• Task requirements
Take each line containing the word "STREAMING" and copy it.

Raw records:

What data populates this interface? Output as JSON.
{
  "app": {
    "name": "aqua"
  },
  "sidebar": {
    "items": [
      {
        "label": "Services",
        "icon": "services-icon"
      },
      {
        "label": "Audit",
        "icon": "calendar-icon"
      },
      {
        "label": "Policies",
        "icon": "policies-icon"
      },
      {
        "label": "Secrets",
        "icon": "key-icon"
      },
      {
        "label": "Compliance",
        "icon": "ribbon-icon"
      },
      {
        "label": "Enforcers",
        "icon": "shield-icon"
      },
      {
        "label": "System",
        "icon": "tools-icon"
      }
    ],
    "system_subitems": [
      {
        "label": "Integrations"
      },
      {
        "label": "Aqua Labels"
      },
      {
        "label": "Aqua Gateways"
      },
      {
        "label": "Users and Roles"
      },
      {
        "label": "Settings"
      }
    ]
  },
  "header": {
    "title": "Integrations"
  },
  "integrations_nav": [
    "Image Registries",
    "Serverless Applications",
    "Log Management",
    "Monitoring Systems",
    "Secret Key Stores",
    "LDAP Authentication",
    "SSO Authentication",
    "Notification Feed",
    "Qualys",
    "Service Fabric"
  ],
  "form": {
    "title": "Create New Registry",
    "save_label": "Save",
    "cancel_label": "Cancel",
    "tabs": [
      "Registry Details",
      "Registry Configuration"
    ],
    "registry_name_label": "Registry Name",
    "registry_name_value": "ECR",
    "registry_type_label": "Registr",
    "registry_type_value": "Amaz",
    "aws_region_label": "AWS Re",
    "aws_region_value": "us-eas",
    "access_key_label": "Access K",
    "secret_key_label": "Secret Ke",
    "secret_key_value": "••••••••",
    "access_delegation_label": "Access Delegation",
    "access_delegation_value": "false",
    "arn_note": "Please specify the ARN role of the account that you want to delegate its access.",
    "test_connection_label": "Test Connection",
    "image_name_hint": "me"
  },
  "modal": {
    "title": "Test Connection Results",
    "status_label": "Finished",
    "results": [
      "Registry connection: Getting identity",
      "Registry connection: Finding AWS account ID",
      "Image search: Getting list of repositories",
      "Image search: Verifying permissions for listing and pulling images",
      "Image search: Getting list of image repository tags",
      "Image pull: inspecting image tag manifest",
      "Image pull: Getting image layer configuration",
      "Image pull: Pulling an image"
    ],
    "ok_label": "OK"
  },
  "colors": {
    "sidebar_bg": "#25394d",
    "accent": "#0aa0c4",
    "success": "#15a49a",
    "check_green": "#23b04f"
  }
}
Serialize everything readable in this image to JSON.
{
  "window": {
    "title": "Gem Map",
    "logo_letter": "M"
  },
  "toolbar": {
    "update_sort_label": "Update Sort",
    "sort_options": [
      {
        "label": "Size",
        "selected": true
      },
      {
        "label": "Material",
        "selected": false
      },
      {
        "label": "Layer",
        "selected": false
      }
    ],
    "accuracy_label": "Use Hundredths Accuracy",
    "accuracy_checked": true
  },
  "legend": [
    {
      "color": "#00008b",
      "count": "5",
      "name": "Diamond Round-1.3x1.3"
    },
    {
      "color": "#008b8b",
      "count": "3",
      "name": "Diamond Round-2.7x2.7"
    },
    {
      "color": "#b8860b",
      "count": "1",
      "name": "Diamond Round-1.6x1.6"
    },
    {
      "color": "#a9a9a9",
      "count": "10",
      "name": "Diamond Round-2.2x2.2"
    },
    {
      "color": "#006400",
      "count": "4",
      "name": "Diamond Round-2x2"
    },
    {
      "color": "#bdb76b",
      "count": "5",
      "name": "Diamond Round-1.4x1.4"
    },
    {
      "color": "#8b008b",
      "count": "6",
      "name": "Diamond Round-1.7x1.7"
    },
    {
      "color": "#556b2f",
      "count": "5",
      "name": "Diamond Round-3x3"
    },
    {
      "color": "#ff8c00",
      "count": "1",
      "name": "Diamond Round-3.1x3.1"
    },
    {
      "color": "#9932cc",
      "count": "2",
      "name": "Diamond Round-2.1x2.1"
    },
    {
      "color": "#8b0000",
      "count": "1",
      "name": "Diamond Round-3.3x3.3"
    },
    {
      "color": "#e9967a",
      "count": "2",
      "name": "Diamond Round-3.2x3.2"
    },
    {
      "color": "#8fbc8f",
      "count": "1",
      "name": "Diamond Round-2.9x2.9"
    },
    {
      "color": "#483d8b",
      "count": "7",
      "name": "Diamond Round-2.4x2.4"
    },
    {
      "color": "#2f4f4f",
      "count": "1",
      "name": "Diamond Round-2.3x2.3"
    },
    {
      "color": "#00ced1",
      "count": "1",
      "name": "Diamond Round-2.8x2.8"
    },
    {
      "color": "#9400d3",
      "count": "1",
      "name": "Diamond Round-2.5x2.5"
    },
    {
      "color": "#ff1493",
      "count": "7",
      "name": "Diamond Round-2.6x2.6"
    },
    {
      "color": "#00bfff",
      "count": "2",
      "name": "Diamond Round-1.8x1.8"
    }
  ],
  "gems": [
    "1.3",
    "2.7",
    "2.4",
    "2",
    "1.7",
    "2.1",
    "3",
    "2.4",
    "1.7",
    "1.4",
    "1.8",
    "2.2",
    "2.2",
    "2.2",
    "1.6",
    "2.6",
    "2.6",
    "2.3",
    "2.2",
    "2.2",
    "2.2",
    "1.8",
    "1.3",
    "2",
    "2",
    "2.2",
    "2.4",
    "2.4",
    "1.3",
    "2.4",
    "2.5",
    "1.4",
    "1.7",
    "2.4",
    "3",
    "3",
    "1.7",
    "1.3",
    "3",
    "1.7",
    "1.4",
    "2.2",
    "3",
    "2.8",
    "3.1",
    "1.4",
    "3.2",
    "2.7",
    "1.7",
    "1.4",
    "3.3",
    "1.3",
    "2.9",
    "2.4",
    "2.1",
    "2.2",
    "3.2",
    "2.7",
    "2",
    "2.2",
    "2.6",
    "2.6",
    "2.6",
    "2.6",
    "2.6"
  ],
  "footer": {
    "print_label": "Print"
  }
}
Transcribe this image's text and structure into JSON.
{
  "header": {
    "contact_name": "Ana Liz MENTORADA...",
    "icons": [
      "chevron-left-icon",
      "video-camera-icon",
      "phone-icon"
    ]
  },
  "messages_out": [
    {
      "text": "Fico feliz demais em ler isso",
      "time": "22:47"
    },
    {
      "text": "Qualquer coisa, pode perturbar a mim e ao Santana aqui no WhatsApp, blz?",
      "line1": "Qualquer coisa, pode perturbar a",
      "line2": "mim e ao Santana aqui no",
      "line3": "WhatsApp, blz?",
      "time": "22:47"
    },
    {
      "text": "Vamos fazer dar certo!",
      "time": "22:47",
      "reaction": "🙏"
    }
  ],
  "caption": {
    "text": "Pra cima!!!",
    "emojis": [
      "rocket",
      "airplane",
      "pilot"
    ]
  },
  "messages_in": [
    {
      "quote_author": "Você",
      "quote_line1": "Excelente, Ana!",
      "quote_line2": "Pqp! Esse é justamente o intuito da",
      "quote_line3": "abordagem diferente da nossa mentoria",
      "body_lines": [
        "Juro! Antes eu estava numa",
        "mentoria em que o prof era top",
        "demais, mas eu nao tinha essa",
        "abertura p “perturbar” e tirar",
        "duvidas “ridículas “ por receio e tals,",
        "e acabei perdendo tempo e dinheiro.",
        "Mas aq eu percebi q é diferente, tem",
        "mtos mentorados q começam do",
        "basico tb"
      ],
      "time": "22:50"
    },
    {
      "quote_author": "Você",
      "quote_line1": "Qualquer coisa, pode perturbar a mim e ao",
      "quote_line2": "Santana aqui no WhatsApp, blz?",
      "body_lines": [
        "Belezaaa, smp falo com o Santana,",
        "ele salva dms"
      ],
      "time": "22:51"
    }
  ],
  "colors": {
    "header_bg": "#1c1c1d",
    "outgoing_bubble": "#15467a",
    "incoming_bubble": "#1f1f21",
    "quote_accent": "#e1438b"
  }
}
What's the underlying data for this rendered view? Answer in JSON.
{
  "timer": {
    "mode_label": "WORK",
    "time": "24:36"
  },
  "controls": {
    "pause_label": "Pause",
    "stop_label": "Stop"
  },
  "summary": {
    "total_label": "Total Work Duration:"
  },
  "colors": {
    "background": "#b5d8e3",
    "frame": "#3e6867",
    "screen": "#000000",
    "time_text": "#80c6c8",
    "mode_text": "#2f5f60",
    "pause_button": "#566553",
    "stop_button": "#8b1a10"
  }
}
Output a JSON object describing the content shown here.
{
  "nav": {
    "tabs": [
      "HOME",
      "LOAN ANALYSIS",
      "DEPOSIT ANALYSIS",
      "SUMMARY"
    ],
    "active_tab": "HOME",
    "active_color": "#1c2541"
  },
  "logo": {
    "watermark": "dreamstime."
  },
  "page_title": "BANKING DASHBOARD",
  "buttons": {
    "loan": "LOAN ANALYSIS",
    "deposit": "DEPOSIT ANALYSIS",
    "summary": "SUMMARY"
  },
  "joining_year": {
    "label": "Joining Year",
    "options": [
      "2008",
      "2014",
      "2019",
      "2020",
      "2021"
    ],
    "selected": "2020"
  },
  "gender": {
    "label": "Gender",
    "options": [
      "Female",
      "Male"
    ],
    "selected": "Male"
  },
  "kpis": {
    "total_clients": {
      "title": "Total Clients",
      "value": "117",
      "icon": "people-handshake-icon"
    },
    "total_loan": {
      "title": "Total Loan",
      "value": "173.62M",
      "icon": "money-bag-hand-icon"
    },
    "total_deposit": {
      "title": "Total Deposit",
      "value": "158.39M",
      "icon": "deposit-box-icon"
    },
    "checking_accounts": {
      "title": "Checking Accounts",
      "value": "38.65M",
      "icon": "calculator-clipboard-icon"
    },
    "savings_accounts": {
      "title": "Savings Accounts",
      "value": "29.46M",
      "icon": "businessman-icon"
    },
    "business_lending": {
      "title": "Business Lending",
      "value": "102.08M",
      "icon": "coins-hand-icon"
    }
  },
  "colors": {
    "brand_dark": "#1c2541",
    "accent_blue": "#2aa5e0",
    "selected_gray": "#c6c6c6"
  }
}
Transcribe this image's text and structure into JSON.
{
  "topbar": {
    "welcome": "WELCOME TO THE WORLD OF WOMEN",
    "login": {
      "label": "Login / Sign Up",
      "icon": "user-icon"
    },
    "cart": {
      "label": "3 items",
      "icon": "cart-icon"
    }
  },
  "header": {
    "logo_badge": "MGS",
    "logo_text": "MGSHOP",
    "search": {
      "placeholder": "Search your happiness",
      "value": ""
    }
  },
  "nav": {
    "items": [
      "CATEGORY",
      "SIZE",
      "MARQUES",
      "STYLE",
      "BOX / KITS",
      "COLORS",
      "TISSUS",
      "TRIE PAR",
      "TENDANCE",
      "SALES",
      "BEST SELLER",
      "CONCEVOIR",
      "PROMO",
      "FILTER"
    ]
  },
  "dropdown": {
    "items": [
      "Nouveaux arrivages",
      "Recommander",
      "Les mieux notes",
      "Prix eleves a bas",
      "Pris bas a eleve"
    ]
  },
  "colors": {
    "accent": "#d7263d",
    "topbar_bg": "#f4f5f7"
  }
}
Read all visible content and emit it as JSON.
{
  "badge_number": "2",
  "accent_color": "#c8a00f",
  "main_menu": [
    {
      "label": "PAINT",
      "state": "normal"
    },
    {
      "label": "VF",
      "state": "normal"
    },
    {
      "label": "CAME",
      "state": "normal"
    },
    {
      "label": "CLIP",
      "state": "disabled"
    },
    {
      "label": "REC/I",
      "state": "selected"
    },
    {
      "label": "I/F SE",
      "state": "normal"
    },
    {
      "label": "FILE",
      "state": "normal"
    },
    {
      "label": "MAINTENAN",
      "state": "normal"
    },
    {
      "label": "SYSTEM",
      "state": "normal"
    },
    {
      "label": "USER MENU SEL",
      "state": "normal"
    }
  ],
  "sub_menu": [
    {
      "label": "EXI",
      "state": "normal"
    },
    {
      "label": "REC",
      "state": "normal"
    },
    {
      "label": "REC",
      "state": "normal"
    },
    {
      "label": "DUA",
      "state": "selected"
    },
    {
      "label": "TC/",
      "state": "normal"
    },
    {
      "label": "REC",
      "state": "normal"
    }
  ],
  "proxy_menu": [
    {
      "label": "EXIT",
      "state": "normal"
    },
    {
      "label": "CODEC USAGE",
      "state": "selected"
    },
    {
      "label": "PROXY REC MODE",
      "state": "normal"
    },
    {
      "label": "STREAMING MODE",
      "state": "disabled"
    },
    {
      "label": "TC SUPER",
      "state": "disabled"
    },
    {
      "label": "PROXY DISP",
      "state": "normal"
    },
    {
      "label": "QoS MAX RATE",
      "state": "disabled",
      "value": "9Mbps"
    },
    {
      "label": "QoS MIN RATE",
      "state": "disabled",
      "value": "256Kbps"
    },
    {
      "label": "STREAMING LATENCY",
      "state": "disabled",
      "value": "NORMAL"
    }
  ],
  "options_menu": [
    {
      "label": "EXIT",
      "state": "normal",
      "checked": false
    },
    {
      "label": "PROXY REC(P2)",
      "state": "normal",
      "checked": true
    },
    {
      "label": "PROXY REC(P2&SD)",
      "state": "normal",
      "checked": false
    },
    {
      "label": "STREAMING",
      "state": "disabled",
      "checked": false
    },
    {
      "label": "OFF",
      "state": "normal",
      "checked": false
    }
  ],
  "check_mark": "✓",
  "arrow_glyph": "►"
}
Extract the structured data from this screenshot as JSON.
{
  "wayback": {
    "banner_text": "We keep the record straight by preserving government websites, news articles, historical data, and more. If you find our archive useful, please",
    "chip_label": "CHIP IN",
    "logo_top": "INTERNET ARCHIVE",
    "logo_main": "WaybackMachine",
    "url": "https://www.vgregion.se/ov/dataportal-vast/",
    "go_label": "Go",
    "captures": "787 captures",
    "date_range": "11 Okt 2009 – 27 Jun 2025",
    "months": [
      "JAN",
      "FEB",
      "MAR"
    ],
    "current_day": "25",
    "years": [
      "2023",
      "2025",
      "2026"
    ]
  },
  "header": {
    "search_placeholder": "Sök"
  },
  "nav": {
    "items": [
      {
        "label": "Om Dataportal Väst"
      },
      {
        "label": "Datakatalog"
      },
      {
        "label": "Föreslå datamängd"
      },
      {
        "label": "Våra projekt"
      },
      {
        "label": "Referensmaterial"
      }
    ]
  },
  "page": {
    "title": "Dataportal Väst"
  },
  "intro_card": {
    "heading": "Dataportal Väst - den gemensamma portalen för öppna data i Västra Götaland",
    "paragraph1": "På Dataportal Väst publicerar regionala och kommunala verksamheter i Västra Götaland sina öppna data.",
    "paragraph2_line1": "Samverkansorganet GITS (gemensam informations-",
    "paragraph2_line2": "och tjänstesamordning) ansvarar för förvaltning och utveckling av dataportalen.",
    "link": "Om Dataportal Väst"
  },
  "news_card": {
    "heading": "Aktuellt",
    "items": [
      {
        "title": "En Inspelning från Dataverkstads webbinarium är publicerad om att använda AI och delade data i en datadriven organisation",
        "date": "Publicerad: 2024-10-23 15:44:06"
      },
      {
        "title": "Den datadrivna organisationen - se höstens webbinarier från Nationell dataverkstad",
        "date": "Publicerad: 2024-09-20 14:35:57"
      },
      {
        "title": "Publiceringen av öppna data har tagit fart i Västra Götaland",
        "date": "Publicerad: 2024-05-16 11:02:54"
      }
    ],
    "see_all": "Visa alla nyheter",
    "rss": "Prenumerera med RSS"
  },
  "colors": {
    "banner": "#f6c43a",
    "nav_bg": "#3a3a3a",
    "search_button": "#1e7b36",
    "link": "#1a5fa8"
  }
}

• Output for this exercise
      "label": "STREAMING MODE",
      "label": "STREAMING LATENCY",
      "label": "STREAMING",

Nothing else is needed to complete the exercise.